## Task objective
Go over the entries below line by line, copying each one that contains the word "name".

## Data to process
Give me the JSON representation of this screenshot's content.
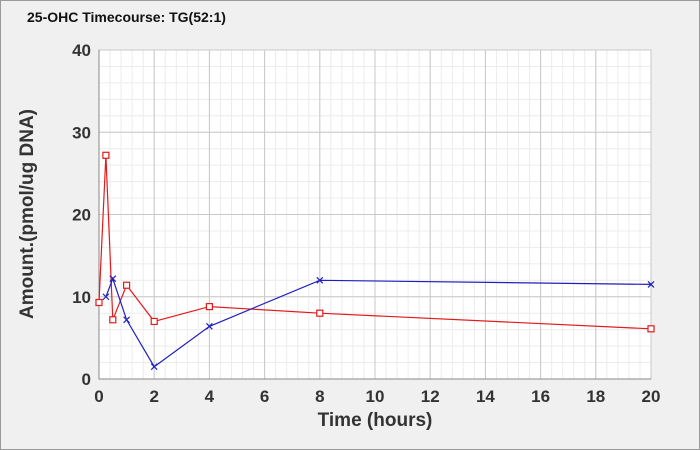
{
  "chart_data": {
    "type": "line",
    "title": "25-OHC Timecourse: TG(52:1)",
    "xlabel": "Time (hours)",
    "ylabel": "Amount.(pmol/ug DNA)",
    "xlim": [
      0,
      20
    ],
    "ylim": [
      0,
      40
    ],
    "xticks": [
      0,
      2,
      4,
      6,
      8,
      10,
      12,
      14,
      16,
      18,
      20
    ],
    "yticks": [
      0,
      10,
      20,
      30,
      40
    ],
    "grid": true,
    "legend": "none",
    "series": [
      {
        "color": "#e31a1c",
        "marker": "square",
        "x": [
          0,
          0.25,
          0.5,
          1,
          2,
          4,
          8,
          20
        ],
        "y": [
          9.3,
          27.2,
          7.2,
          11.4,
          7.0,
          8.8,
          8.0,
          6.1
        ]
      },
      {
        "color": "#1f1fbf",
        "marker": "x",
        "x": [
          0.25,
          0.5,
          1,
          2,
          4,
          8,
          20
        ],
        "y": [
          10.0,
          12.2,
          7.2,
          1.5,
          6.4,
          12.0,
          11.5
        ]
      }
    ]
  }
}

---

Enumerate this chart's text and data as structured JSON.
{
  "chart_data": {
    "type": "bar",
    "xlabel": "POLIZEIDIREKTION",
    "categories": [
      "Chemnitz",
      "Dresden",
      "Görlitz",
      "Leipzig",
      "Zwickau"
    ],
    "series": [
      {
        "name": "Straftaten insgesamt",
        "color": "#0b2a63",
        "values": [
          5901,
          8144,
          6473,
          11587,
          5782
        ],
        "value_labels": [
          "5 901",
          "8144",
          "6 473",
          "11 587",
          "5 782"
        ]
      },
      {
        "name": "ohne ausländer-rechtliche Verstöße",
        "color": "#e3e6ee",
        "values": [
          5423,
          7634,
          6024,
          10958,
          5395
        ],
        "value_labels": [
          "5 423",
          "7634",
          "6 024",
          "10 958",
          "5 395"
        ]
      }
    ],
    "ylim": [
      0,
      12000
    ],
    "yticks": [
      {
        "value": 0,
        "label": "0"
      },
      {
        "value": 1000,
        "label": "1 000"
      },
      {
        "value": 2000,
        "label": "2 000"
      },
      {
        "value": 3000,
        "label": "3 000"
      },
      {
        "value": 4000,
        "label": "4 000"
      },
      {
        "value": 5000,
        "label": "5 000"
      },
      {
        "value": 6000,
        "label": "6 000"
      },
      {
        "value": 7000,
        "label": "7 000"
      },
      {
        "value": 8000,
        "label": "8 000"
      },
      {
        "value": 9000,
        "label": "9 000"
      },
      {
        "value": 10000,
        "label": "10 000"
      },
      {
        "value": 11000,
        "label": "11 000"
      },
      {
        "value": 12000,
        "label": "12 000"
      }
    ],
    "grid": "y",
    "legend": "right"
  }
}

...

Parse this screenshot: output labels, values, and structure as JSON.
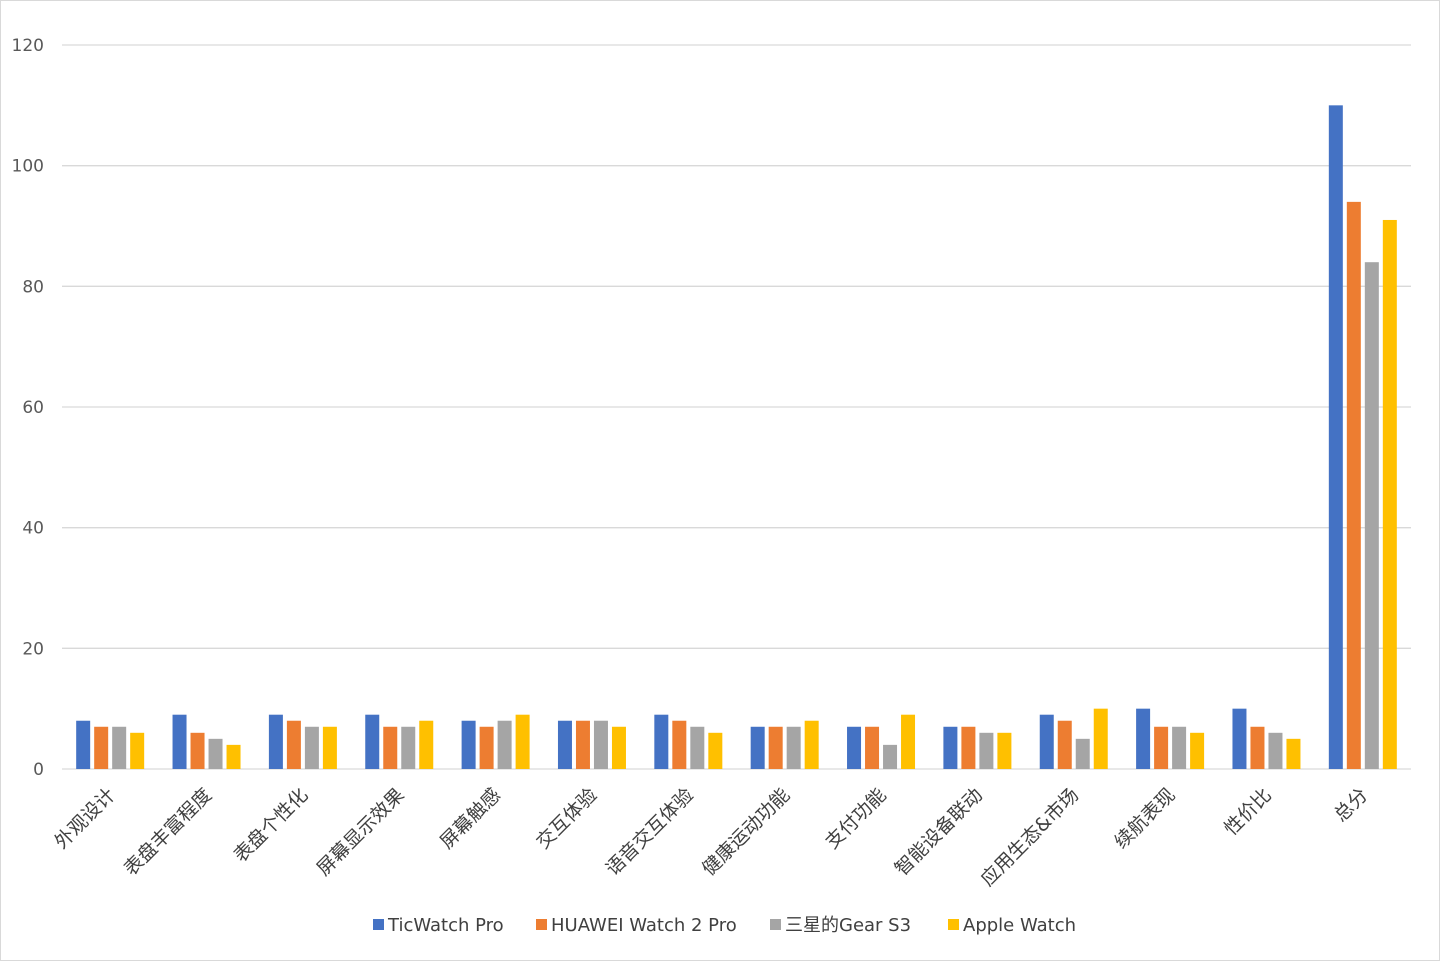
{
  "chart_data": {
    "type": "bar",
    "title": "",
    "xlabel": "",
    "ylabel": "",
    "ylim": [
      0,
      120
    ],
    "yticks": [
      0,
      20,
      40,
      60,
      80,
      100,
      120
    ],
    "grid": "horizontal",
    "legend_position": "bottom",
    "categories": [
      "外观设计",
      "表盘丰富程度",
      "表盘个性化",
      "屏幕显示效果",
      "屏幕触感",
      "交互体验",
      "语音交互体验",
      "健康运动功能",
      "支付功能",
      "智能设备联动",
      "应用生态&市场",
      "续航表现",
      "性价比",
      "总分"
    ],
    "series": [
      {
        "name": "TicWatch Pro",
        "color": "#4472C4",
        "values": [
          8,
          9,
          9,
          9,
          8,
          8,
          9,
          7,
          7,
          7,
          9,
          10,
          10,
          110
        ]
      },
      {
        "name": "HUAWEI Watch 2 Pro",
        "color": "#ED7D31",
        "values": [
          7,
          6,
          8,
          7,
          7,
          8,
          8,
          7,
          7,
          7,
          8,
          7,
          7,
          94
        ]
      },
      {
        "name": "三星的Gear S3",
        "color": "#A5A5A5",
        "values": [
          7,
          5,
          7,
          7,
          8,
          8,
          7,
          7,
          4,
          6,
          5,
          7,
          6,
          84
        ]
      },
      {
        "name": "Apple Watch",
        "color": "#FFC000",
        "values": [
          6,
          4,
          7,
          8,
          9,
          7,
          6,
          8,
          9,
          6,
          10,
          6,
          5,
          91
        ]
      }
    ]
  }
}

## Answer below
        "name": "Straftaten insgesamt",
        "name": "ohne ausländer-rechtliche Verstöße",
        "name": "TicWatch Pro",
        "name": "HUAWEI Watch 2 Pro",
        "name": "三星的Gear S3",
        "name": "Apple Watch",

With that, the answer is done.